* _RECORDED INFORMATION_:
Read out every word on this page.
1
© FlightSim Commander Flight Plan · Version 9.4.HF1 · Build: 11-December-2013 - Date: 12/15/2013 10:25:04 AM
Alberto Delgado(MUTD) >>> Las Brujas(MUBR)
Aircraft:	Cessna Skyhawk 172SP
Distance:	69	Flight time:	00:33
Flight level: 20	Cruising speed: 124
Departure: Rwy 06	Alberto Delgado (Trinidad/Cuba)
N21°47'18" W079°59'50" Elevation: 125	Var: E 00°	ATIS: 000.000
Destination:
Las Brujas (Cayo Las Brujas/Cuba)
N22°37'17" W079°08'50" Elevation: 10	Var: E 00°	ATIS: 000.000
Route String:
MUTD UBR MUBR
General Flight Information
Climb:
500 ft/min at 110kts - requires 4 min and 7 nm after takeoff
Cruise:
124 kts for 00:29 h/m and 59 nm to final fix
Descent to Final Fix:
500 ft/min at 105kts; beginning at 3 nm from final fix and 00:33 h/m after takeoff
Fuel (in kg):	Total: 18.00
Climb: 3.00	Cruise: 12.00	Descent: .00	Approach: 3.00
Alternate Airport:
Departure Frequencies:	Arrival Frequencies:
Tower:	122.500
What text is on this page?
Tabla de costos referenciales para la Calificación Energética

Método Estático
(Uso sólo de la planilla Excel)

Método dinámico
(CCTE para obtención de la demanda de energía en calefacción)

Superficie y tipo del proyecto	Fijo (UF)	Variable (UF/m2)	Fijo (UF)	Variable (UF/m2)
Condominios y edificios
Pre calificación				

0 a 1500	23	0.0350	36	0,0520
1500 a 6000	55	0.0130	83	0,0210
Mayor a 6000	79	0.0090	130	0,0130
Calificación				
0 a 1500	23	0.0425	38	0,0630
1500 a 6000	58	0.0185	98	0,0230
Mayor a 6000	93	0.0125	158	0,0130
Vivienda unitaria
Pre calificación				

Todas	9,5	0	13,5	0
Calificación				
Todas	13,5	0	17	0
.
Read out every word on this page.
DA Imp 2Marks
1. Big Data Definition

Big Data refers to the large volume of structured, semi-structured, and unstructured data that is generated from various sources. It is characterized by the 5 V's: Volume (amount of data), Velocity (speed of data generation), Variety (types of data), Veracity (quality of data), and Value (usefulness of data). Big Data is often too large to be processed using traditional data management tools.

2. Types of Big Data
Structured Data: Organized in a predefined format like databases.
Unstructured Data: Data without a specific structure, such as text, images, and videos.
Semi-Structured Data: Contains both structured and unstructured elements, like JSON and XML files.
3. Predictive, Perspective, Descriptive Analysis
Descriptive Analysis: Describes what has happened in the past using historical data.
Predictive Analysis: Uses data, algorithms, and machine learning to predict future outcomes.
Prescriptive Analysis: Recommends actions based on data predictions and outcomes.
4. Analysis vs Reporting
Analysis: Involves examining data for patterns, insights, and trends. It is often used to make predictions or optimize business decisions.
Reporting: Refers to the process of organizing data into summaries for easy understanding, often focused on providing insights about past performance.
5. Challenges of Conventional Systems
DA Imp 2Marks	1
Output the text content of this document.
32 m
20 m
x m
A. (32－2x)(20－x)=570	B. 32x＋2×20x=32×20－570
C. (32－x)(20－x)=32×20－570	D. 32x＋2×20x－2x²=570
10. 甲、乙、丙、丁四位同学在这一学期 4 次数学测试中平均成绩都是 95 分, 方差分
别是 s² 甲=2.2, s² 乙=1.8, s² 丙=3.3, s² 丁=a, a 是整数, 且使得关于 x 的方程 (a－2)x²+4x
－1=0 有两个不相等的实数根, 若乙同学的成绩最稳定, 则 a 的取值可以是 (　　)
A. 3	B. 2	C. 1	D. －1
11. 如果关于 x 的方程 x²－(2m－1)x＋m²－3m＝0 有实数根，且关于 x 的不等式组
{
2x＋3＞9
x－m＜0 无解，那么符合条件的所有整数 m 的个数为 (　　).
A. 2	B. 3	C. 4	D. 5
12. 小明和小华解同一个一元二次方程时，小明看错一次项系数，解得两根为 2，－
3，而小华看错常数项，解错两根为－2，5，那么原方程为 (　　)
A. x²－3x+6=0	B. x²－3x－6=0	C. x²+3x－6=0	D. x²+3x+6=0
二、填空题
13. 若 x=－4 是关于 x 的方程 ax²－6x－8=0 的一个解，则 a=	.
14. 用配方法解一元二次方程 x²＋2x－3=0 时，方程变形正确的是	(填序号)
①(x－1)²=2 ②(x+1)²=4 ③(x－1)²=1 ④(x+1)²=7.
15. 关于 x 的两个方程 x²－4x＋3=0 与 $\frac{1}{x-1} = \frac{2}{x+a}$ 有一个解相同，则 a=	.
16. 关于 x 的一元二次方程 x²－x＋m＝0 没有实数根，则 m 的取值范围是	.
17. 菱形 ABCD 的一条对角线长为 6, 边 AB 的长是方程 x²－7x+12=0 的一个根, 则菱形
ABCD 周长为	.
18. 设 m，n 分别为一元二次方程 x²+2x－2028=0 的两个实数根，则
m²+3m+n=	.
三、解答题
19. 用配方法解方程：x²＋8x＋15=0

* _TO DO_:
The required output is the exact sequence of lines from the one containing "Output the text content of this document." through the end of the listing, both endpoints included.

* _WRITTEN RESPONSE_:
Output the text content of this document.
32 m
20 m
x m
A. (32－2x)(20－x)=570	B. 32x＋2×20x=32×20－570
C. (32－x)(20－x)=32×20－570	D. 32x＋2×20x－2x²=570
10. 甲、乙、丙、丁四位同学在这一学期 4 次数学测试中平均成绩都是 95 分, 方差分
别是 s² 甲=2.2, s² 乙=1.8, s² 丙=3.3, s² 丁=a, a 是整数, 且使得关于 x 的方程 (a－2)x²+4x
－1=0 有两个不相等的实数根, 若乙同学的成绩最稳定, 则 a 的取值可以是 (　　)
A. 3	B. 2	C. 1	D. －1
11. 如果关于 x 的方程 x²－(2m－1)x＋m²－3m＝0 有实数根，且关于 x 的不等式组
{
2x＋3＞9
x－m＜0 无解，那么符合条件的所有整数 m 的个数为 (　　).
A. 2	B. 3	C. 4	D. 5
12. 小明和小华解同一个一元二次方程时，小明看错一次项系数，解得两根为 2，－
3，而小华看错常数项，解错两根为－2，5，那么原方程为 (　　)
A. x²－3x+6=0	B. x²－3x－6=0	C. x²+3x－6=0	D. x²+3x+6=0
二、填空题
13. 若 x=－4 是关于 x 的方程 ax²－6x－8=0 的一个解，则 a=	.
14. 用配方法解一元二次方程 x²＋2x－3=0 时，方程变形正确的是	(填序号)
①(x－1)²=2 ②(x+1)²=4 ③(x－1)²=1 ④(x+1)²=7.
15. 关于 x 的两个方程 x²－4x＋3=0 与 $\frac{1}{x-1} = \frac{2}{x+a}$ 有一个解相同，则 a=	.
16. 关于 x 的一元二次方程 x²－x＋m＝0 没有实数根，则 m 的取值范围是	.
17. 菱形 ABCD 的一条对角线长为 6, 边 AB 的长是方程 x²－7x+12=0 的一个根, 则菱形
ABCD 周长为	.
18. 设 m，n 分别为一元二次方程 x²+2x－2028=0 的两个实数根，则
m²+3m+n=	.
三、解答题
19. 用配方法解方程：x²＋8x＋15=0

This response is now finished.